» Work to do:
Select the lines that hold the word "مطرح" and copy each one.

» Input data:
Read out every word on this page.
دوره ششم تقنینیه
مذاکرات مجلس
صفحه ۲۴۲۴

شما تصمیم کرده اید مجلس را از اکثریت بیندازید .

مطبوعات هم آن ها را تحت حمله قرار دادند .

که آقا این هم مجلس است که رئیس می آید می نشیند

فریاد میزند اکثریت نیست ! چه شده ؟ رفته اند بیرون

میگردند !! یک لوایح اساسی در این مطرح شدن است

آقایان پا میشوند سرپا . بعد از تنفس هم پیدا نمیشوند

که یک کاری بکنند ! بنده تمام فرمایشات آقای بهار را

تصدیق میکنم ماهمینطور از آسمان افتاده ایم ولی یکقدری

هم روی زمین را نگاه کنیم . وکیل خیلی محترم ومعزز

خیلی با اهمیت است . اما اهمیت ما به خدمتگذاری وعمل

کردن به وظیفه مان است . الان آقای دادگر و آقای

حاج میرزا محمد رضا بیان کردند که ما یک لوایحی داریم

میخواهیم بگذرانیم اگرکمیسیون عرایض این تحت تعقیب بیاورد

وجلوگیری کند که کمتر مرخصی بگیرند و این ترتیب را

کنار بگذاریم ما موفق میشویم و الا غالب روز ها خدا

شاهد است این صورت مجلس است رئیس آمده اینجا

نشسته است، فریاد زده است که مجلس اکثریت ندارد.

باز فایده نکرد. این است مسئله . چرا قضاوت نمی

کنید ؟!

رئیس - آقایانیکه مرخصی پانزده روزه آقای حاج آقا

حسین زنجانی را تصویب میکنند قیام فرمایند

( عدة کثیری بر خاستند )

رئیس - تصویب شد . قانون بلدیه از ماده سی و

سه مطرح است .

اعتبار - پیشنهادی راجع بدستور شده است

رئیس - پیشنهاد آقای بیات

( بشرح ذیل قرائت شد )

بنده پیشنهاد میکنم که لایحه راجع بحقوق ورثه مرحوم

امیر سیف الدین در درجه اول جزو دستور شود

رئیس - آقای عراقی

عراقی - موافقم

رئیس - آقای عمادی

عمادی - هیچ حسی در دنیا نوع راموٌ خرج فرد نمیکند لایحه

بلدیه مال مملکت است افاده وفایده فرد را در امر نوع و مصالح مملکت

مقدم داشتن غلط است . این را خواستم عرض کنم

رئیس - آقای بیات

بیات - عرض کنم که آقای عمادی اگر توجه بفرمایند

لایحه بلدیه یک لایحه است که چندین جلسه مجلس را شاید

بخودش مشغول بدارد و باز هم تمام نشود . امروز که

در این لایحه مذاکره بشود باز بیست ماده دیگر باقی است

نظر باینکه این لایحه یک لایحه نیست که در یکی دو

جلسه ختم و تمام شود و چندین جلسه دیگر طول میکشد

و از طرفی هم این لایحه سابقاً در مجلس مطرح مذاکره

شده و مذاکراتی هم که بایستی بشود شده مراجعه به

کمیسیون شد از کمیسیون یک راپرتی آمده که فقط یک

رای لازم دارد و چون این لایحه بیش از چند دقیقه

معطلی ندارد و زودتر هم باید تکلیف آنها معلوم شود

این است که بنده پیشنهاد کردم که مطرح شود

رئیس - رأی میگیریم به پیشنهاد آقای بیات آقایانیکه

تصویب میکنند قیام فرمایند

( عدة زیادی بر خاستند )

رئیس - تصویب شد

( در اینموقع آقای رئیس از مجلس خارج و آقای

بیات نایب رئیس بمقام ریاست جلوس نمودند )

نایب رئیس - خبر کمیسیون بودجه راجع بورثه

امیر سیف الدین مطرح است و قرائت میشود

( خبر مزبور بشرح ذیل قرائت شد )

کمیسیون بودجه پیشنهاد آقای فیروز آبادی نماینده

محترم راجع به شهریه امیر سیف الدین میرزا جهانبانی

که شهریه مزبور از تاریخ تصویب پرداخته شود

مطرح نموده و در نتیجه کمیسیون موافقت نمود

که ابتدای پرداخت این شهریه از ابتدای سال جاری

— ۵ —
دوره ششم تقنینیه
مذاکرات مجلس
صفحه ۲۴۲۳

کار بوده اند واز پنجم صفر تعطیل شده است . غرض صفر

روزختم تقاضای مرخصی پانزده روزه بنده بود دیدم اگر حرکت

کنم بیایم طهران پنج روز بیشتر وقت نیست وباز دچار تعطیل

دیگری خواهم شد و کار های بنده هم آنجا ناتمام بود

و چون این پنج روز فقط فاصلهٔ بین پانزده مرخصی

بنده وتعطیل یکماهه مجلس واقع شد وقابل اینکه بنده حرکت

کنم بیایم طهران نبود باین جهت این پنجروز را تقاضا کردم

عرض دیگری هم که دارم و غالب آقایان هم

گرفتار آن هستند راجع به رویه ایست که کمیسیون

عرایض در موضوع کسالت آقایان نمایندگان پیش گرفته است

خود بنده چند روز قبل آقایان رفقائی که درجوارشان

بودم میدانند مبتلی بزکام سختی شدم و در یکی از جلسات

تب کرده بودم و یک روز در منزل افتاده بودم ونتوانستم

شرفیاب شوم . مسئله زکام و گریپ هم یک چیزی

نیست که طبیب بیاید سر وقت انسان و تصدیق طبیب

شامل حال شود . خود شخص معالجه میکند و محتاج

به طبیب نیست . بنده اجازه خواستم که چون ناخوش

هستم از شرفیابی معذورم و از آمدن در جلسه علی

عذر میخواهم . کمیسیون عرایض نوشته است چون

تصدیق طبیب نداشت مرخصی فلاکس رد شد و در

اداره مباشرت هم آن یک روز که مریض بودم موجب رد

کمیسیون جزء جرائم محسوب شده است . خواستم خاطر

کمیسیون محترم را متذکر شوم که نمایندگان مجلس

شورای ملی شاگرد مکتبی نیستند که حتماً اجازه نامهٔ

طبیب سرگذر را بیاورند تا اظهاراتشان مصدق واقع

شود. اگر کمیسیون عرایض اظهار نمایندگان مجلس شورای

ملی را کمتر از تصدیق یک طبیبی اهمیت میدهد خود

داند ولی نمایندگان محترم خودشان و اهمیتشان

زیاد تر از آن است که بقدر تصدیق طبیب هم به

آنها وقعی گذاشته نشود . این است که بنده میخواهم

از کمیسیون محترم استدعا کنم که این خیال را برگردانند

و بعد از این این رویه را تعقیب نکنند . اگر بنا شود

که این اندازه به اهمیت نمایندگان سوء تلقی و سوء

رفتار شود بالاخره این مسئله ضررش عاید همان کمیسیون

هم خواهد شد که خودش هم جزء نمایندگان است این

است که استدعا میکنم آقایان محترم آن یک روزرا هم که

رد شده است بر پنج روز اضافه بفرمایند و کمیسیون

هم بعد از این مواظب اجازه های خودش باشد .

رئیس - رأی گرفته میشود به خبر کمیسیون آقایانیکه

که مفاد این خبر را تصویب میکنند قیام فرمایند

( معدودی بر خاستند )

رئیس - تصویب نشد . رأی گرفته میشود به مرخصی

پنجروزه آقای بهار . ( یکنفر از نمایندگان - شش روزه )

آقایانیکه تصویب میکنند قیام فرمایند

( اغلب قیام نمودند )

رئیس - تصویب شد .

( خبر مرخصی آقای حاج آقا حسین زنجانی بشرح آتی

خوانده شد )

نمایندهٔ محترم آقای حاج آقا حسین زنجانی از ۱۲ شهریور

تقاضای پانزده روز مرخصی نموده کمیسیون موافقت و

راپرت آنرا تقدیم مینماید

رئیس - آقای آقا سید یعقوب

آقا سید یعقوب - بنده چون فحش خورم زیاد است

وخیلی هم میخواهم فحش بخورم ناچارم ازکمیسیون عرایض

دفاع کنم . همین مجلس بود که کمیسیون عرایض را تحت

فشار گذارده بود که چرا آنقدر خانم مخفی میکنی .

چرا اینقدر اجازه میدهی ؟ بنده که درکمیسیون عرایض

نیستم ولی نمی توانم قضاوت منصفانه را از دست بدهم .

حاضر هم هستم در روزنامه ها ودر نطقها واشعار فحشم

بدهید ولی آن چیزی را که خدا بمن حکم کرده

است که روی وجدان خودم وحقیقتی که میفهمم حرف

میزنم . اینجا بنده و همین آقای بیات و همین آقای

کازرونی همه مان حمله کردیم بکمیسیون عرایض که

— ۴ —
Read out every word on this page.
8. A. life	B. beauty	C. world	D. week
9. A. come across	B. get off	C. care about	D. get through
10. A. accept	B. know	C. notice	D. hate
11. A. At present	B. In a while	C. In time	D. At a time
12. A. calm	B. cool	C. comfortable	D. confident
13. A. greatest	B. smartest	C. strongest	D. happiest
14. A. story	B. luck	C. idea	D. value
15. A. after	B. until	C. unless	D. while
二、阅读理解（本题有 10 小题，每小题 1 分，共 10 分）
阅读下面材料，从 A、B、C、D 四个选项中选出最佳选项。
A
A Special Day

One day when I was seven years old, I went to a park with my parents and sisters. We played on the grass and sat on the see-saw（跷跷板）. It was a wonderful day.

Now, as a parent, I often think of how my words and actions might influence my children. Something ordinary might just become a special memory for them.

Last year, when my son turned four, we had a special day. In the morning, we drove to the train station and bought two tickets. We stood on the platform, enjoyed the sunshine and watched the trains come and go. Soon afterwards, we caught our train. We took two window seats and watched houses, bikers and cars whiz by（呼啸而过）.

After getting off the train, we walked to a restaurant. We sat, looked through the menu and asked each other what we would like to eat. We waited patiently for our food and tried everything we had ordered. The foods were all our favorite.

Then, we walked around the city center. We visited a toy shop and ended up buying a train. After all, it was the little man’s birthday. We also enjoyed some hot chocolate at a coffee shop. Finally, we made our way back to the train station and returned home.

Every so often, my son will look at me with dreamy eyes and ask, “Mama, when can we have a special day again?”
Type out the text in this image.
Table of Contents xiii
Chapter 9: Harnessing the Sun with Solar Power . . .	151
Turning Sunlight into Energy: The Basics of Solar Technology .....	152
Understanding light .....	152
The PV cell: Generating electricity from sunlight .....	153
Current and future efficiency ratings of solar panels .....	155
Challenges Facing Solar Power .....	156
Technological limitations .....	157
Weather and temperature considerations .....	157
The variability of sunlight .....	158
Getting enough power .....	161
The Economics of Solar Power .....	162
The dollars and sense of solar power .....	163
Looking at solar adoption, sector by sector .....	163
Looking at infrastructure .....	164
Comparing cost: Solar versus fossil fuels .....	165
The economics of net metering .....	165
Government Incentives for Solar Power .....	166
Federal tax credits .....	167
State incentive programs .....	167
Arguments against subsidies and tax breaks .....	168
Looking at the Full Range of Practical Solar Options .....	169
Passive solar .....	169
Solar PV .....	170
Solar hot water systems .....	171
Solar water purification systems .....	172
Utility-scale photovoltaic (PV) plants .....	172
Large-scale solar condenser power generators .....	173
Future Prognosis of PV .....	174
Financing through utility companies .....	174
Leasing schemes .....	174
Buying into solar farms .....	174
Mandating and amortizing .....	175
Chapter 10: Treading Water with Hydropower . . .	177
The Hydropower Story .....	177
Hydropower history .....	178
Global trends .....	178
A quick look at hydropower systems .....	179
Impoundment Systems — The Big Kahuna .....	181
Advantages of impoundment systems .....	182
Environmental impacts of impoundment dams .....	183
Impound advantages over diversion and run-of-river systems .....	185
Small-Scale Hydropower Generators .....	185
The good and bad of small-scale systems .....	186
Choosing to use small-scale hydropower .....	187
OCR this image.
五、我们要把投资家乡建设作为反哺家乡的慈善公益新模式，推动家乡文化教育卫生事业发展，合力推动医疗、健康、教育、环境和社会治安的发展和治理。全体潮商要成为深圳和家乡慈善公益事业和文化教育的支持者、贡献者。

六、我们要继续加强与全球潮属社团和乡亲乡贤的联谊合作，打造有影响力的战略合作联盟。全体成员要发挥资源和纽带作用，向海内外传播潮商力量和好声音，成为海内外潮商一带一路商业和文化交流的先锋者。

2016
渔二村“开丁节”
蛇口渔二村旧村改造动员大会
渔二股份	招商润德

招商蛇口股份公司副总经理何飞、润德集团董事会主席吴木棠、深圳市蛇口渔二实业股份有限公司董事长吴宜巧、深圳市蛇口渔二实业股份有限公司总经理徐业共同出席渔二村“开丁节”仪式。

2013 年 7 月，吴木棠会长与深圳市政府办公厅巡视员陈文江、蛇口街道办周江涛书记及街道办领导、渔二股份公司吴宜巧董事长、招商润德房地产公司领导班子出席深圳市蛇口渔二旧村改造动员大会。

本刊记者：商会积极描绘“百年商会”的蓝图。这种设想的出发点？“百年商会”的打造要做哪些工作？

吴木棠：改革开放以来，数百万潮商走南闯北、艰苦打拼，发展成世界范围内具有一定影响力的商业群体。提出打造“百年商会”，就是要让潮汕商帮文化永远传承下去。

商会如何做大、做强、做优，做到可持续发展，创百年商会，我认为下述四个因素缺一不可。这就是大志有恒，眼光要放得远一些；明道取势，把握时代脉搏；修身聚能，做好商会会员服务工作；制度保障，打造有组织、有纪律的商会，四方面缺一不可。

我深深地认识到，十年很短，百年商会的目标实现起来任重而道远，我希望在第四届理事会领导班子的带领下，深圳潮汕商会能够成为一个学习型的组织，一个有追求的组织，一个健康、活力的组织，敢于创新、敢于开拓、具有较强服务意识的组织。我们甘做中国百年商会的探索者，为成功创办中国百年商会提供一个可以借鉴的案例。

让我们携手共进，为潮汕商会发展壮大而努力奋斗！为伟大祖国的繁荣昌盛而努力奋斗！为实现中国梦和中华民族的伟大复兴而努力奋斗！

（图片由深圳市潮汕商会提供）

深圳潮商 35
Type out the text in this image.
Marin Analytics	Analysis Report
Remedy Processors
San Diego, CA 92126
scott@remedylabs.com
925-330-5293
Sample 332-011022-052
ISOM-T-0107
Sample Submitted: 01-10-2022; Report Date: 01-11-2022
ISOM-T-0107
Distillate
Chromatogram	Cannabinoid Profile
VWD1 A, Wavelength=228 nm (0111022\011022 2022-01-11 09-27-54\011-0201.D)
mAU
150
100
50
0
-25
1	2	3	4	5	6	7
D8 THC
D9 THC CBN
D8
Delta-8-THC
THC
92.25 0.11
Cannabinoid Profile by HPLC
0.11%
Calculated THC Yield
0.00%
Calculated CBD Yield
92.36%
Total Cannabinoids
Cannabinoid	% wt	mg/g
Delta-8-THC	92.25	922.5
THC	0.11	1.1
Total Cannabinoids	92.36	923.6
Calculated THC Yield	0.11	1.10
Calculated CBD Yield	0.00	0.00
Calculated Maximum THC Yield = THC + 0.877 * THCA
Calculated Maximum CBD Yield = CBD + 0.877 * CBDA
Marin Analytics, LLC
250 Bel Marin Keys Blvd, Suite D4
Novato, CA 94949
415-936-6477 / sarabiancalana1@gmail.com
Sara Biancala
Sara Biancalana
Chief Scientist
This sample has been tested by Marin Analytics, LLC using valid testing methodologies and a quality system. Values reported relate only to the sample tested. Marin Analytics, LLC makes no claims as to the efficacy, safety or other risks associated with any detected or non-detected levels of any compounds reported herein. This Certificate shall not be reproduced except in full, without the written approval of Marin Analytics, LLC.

» Solution for this exercise:
میگردند !! یک لوایح اساسی در این مطرح شدن است
سه مطرح است .
و از طرفی هم این لایحه سابقاً در مجلس مطرح مذاکره
این است که بنده پیشنهاد کردم که مطرح شود
امیر سیف الدین مطرح است و قرائت میشود
مطرح نموده و در نتیجه کمیسیون موافقت نمود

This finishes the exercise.